Activities ::
1. Reproduce the passage of the atenolol text from "Normally used only" up to and including "relatively low doses.", swapping "tremor" for "shaking".
2. Resume the atenolol text, starting after its final sentence.

Selected text ::
◇ ◇ ◇

Atenolol is a beta-adrenaceptor antagonist, or a more commonly known as a beta blocker. 

Normally used only in acute stress reactions, generalised anxiety disorder, and panic disorder. It is considered most effective in patients with somatic anxiety, and especially helps in the reduction of tremor and/or palpitations. The patient normally improves within 1-2 hours with relatively low doses.

Benefits Seen:   One to two weeks.

Missed Dose:  Take a missed dose as soon as possible. If it is almost time for the next dose, skip the missed one. Return to your regular schedule. Never Take a Double Dose!

If Stop Taking:  Do not stop without consulting your doctor and never abruptly.

Overdose symptoms include:  Many overdose cases concerning beta blockers are uneventful, but some patients do develop severe and occasionally fatal cardiovascular depression. Effects can include bradycardia, cardiac conduction block, hypotension, cardiac failure, and cardiogenic shock. Convulsions, coma, respirtory depression, and bronchoconstriction can also occur, although infrequently.


  • Avoid alcohol (includes wine, beer, and liquor) and other medicines and herbs that slow your actions and reactions. This includes sedatives, tranquilizers, mood stabilizers, or pain medicine. 
  • Use caution if you have lung disease. This includes asthma, chronic obstructive pulmonary disease, or if you are using an inhaler. Can cause wheezing or spasm in the lung.

◇ ◇ ◇

Data shown ::
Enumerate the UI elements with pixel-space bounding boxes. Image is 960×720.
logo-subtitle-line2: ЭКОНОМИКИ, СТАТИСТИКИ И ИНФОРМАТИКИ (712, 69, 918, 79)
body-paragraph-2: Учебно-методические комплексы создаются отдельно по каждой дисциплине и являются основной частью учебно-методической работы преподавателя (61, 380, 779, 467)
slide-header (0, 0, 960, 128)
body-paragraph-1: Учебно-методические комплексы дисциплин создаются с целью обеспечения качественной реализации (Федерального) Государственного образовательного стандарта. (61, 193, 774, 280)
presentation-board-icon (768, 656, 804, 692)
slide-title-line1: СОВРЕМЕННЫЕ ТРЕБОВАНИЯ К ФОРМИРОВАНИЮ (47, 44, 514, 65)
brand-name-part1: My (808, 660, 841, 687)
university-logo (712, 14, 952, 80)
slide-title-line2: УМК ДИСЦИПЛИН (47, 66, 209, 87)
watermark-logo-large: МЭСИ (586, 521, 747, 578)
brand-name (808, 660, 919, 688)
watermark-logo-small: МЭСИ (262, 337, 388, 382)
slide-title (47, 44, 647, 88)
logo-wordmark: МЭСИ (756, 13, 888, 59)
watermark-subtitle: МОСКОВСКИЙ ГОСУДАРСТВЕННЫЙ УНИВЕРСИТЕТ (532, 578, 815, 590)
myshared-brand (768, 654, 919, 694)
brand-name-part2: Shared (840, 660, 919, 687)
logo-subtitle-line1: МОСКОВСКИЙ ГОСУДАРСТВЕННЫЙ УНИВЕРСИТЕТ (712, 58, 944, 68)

◇ ◇ ◇

Answers to the exercise ::
1.
Normally used only in acute stress reactions, generalised anxiety disorder, and panic disorder. It is considered most effective in patients with somatic anxiety, and especially helps in the reduction of shaking and/or palpitations. The patient normally improves within 1-2 hours with relatively low doses.

2.
Do not use if:

  • If you have an allergy to another beta-blocking agent, atenolol, or any other part of the medicine.
  • If you are more than 12 weeks pregnant.
  • If you have any of the following conditions: Weakened heart (congestive heart failure) whose symptoms are poorly controlled, slow heart rate (bradycardia) without a working pacemaker.
  • If you are diabetic, use caution when low blood sugars are seen. This medicine hides signs of low blood sugar except sweating. 

 Symptoms or Side Effects 

More common side effects may include: Dizziness, fatigue, nausea, slow heartbeat

Less common or rare side effects may include: Depression, diarrheoa, difficult or labored breathing, dizziness upon standing up, drowsiness, headache, heart failure, impotence, light-headedness, low blood pressure, penile deformity, periods of poor circulation in the fingers, psoriasis-like rash, red or purple spots on the skin, rapid heartbeat, slow heartbeat, sluggishness, temporary hair loss, tiredness, vertigo, wheezing, worsening of psoriasis

The most frequent and serious adverse effects of beta blockers is directly related to its ability to block beta receptors. The most serious adverse effects are heart failure, heart block, and bronchspasm. Other more minor side-effects include fatigue and coldness of extremities. Reactions tend to be more severe after intravenous injection as opposed to oral administration.

  • Feeling sleepy or lightheaded. Avoid driving, doing other tasks or activities that require you to be alert until you see how this medicine affects you.
  • Dizziness is common. Rise slowly over several minutes from sitting or lying position. Be careful climbing stairs.
  • Change in sexual ability or desire. This can return to normal after medicine is stopped.
  • Slow heart rate (pulse) and/or low blood pressure. This may make you feel lightheaded, dizzy, weak, or tired.

See doctor immediately if you have any of the following:

  • Signs of a life-threatening reaction. These include wheezing; tightness in the chest; fever; itching; bad cough; blue skin color; fits; swelling of face, lips, tongue, or throat.
  • Too tired or sleepy.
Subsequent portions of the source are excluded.